# Short problem
Filter these entries so that only lines with the word "panel" remain.

========

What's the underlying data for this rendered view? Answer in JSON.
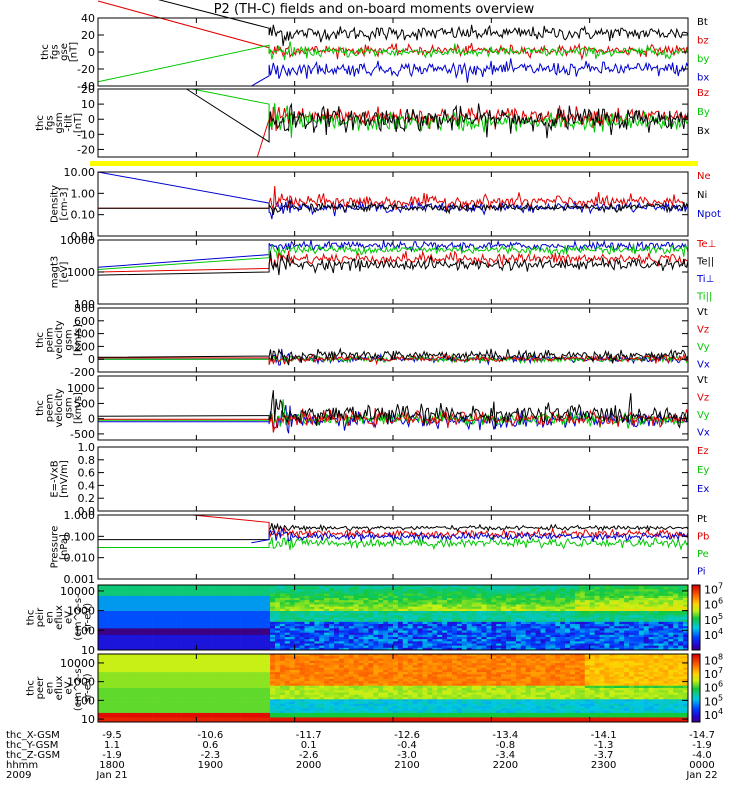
{
  "title": "P2 (TH-C) fields and on-board moments overview",
  "colors": {
    "black": "#000000",
    "red": "#e00000",
    "green": "#00c800",
    "blue": "#0000d0",
    "yellow": "#ffff00"
  },
  "chart_data": [
    {
      "type": "line",
      "panel": "fgs_gse",
      "ylabel": [
        "thc",
        "fgs",
        "gse",
        "[nT]"
      ],
      "yticks": [
        "40",
        "20",
        "0",
        "-20",
        "-40"
      ],
      "ylim": [
        -40,
        40
      ],
      "legend": [
        {
          "name": "Bt",
          "color": "#000000"
        },
        {
          "name": "bz",
          "color": "#e00000"
        },
        {
          "name": "by",
          "color": "#00c800"
        },
        {
          "name": "bx",
          "color": "#0000d0"
        }
      ],
      "series": [
        {
          "name": "Bt",
          "color": "#000000",
          "pre": [
            [
              0.0,
              80
            ],
            [
              0.29,
              28
            ]
          ],
          "level": 22,
          "noise": 4
        },
        {
          "name": "bz",
          "color": "#e00000",
          "pre": [
            [
              0.0,
              60
            ],
            [
              0.29,
              5
            ]
          ],
          "level": 2,
          "noise": 3
        },
        {
          "name": "by",
          "color": "#00c800",
          "pre": [
            [
              0.0,
              -35
            ],
            [
              0.29,
              8
            ]
          ],
          "level": 0,
          "noise": 3
        },
        {
          "name": "bx",
          "color": "#0000d0",
          "pre": [
            [
              0.26,
              -40
            ],
            [
              0.29,
              -28
            ]
          ],
          "level": -20,
          "noise": 4
        }
      ]
    },
    {
      "type": "line",
      "panel": "fgs_gsm",
      "ylabel": [
        "thc",
        "fgs",
        "gsm",
        "-tilt",
        "[nT]"
      ],
      "yticks": [
        "20",
        "10",
        "0",
        "-10",
        "-20"
      ],
      "ylim": [
        -25,
        20
      ],
      "legend": [
        {
          "name": "Bz",
          "color": "#e00000"
        },
        {
          "name": "By",
          "color": "#00c800"
        },
        {
          "name": "Bx",
          "color": "#000000"
        }
      ],
      "series": [
        {
          "name": "Bz",
          "color": "#e00000",
          "pre": [
            [
              0.27,
              -25
            ],
            [
              0.29,
              0
            ]
          ],
          "level": 2,
          "noise": 3
        },
        {
          "name": "By",
          "color": "#00c800",
          "pre": [
            [
              0.16,
              20
            ],
            [
              0.29,
              10
            ]
          ],
          "level": -2,
          "noise": 3
        },
        {
          "name": "Bx",
          "color": "#000000",
          "pre": [
            [
              0.15,
              20
            ],
            [
              0.29,
              -15
            ]
          ],
          "level": 0,
          "noise": 4
        }
      ]
    },
    {
      "type": "line",
      "panel": "density",
      "ylabel": [
        "Density",
        "[cm-3]"
      ],
      "yticks": [
        "10.00",
        "1.00",
        "0.10",
        "0.01"
      ],
      "ylim": [
        0.01,
        10
      ],
      "log": true,
      "legend": [
        {
          "name": "Ne",
          "color": "#e00000"
        },
        {
          "name": "Ni",
          "color": "#000000"
        },
        {
          "name": "Npot",
          "color": "#0000d0"
        }
      ],
      "series": [
        {
          "name": "Npot",
          "color": "#0000d0",
          "pre": [
            [
              0.0,
              10
            ],
            [
              0.29,
              0.35
            ]
          ],
          "level": 0.22,
          "noise": 0.25
        },
        {
          "name": "Ne",
          "color": "#e00000",
          "pre": [
            [
              0.0,
              0.2
            ],
            [
              0.29,
              0.2
            ]
          ],
          "level": 0.4,
          "noise": 0.35
        },
        {
          "name": "Ni",
          "color": "#000000",
          "pre": [
            [
              0.0,
              0.2
            ],
            [
              0.29,
              0.2
            ]
          ],
          "level": 0.22,
          "noise": 0.2
        }
      ]
    },
    {
      "type": "line",
      "panel": "temperature",
      "ylabel": [
        "magt3",
        "[eV]"
      ],
      "yticks": [
        "10000",
        "1000",
        "100"
      ],
      "ylim": [
        100,
        10000
      ],
      "log": true,
      "legend": [
        {
          "name": "Te⊥",
          "color": "#e00000"
        },
        {
          "name": "Te||",
          "color": "#000000"
        },
        {
          "name": "Ti⊥",
          "color": "#0000d0"
        },
        {
          "name": "Ti||",
          "color": "#00c800"
        }
      ],
      "series": [
        {
          "name": "Ti⊥",
          "color": "#0000d0",
          "pre": [
            [
              0.0,
              1400
            ],
            [
              0.29,
              3500
            ]
          ],
          "level": 6500,
          "noise": 0.15
        },
        {
          "name": "Ti||",
          "color": "#00c800",
          "pre": [
            [
              0.0,
              1200
            ],
            [
              0.29,
              2800
            ]
          ],
          "level": 5000,
          "noise": 0.15
        },
        {
          "name": "Te⊥",
          "color": "#e00000",
          "pre": [
            [
              0.0,
              1000
            ],
            [
              0.29,
              1300
            ]
          ],
          "level": 2600,
          "noise": 0.2
        },
        {
          "name": "Te||",
          "color": "#000000",
          "pre": [
            [
              0.0,
              800
            ],
            [
              0.29,
              1000
            ]
          ],
          "level": 1700,
          "noise": 0.2
        }
      ]
    },
    {
      "type": "line",
      "panel": "peim_velocity",
      "ylabel": [
        "thc",
        "peim",
        "velocity",
        "gsm",
        "[km/s]"
      ],
      "yticks": [
        "800",
        "600",
        "400",
        "200",
        "0",
        "-200"
      ],
      "ylim": [
        -200,
        800
      ],
      "legend": [
        {
          "name": "Vt",
          "color": "#000000"
        },
        {
          "name": "Vz",
          "color": "#e00000"
        },
        {
          "name": "Vy",
          "color": "#00c800"
        },
        {
          "name": "Vx",
          "color": "#0000d0"
        }
      ],
      "series": [
        {
          "name": "Vx",
          "color": "#0000d0",
          "pre": [
            [
              0.0,
              0
            ],
            [
              0.29,
              0
            ]
          ],
          "level": 0,
          "noise": 25
        },
        {
          "name": "Vy",
          "color": "#00c800",
          "pre": [
            [
              0.0,
              0
            ],
            [
              0.29,
              0
            ]
          ],
          "level": 0,
          "noise": 25
        },
        {
          "name": "Vz",
          "color": "#e00000",
          "pre": [
            [
              0.0,
              20
            ],
            [
              0.29,
              20
            ]
          ],
          "level": 10,
          "noise": 25
        },
        {
          "name": "Vt",
          "color": "#000000",
          "pre": [
            [
              0.0,
              30
            ],
            [
              0.29,
              50
            ]
          ],
          "level": 60,
          "noise": 40
        }
      ]
    },
    {
      "type": "line",
      "panel": "peem_velocity",
      "ylabel": [
        "thc",
        "peem",
        "velocity",
        "gsm",
        "[km/s]"
      ],
      "yticks": [
        "1000",
        "500",
        "0",
        "-500"
      ],
      "ylim": [
        -700,
        1400
      ],
      "legend": [
        {
          "name": "Vt",
          "color": "#000000"
        },
        {
          "name": "Vz",
          "color": "#e00000"
        },
        {
          "name": "Vy",
          "color": "#00c800"
        },
        {
          "name": "Vx",
          "color": "#0000d0"
        }
      ],
      "series": [
        {
          "name": "Vx",
          "color": "#0000d0",
          "pre": [
            [
              0.0,
              -100
            ],
            [
              0.29,
              -100
            ]
          ],
          "level": -50,
          "noise": 120
        },
        {
          "name": "Vy",
          "color": "#00c800",
          "pre": [
            [
              0.0,
              -50
            ],
            [
              0.29,
              -50
            ]
          ],
          "level": -20,
          "noise": 110
        },
        {
          "name": "Vz",
          "color": "#e00000",
          "pre": [
            [
              0.0,
              -20
            ],
            [
              0.29,
              -20
            ]
          ],
          "level": 0,
          "noise": 110
        },
        {
          "name": "Vt",
          "color": "#000000",
          "pre": [
            [
              0.0,
              80
            ],
            [
              0.29,
              100
            ]
          ],
          "level": 150,
          "noise": 160
        }
      ]
    },
    {
      "type": "line",
      "panel": "efield",
      "ylabel": [
        "E=-VxB",
        "[mV/m]"
      ],
      "yticks": [
        "1.0",
        "0.8",
        "0.6",
        "0.4",
        "0.2",
        "0.0"
      ],
      "ylim": [
        0,
        1
      ],
      "legend": [
        {
          "name": "Ez",
          "color": "#e00000"
        },
        {
          "name": "Ey",
          "color": "#00c800"
        },
        {
          "name": "Ex",
          "color": "#0000d0"
        }
      ],
      "series": []
    },
    {
      "type": "line",
      "panel": "pressure",
      "ylabel": [
        "Pressure",
        "[nPa]"
      ],
      "yticks": [
        "1.000",
        "0.100",
        "0.010",
        "0.001"
      ],
      "ylim": [
        0.001,
        1
      ],
      "log": true,
      "legend": [
        {
          "name": "Pt",
          "color": "#000000"
        },
        {
          "name": "Pb",
          "color": "#e00000"
        },
        {
          "name": "Pe",
          "color": "#00c800"
        },
        {
          "name": "Pi",
          "color": "#0000d0"
        }
      ],
      "series": [
        {
          "name": "Pt",
          "color": "#000000",
          "pre": [
            [
              0.0,
              0.07
            ],
            [
              0.29,
              0.07
            ]
          ],
          "level": 0.25,
          "noise": 0.12
        },
        {
          "name": "Pb",
          "color": "#e00000",
          "pre": [
            [
              0.16,
              1.0
            ],
            [
              0.29,
              0.45
            ]
          ],
          "level": 0.13,
          "noise": 0.2
        },
        {
          "name": "Pe",
          "color": "#00c800",
          "pre": [
            [
              0.0,
              0.03
            ],
            [
              0.29,
              0.03
            ]
          ],
          "level": 0.05,
          "noise": 0.25
        },
        {
          "name": "Pi",
          "color": "#0000d0",
          "pre": [
            [
              0.26,
              0.05
            ],
            [
              0.29,
              0.07
            ]
          ],
          "level": 0.1,
          "noise": 0.2
        }
      ]
    },
    {
      "type": "heatmap",
      "panel": "peir_eflux",
      "ylabel": [
        "thc",
        "peir",
        "en",
        "eflux",
        "eV",
        "(cm^2-s-",
        "sr-eV)"
      ],
      "yticks": [
        "10000",
        "1000",
        "100",
        "10"
      ],
      "ylim": [
        10,
        20000
      ],
      "log": true,
      "colorbar": {
        "ticks": [
          "10^7",
          "10^6",
          "10^5",
          "10^4"
        ],
        "range": [
          1000,
          20000000
        ]
      }
    },
    {
      "type": "heatmap",
      "panel": "peer_eflux",
      "ylabel": [
        "thc",
        "peer",
        "en",
        "eflux",
        "eV",
        "(cm^2-s-",
        "sr-eV)"
      ],
      "yticks": [
        "10000",
        "1000",
        "100",
        "10"
      ],
      "ylim": [
        7,
        30000
      ],
      "log": true,
      "colorbar": {
        "ticks": [
          "10^8",
          "10^7",
          "10^6",
          "10^5",
          "10^4"
        ],
        "range": [
          3000,
          300000000
        ]
      }
    }
  ],
  "xaxis": {
    "tick_positions": [
      0,
      0.1667,
      0.3333,
      0.5,
      0.6667,
      0.8333,
      1.0
    ],
    "rows": [
      {
        "label": "thc_X-GSM",
        "values": [
          "-9.5",
          "-10.6",
          "-11.7",
          "-12.6",
          "-13.4",
          "-14.1",
          "-14.7"
        ]
      },
      {
        "label": "thc_Y-GSM",
        "values": [
          "1.1",
          "0.6",
          "0.1",
          "-0.4",
          "-0.8",
          "-1.3",
          "-1.9"
        ]
      },
      {
        "label": "thc_Z-GSM",
        "values": [
          "-1.9",
          "-2.3",
          "-2.6",
          "-3.0",
          "-3.4",
          "-3.7",
          "-4.0"
        ]
      },
      {
        "label": "hhmm",
        "values": [
          "1800",
          "1900",
          "2000",
          "2100",
          "2200",
          "2300",
          "0000"
        ]
      },
      {
        "label": "2009",
        "values": [
          "Jan 21",
          "",
          "",
          "",
          "",
          "",
          "Jan 22"
        ]
      }
    ]
  }
}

========

# Solution below
      "panel": "fgs_gse",
      "panel": "fgs_gsm",
      "panel": "density",
      "panel": "temperature",
      "panel": "peim_velocity",
      "panel": "peem_velocity",
      "panel": "efield",
      "panel": "pressure",
      "panel": "peir_eflux",
      "panel": "peer_eflux",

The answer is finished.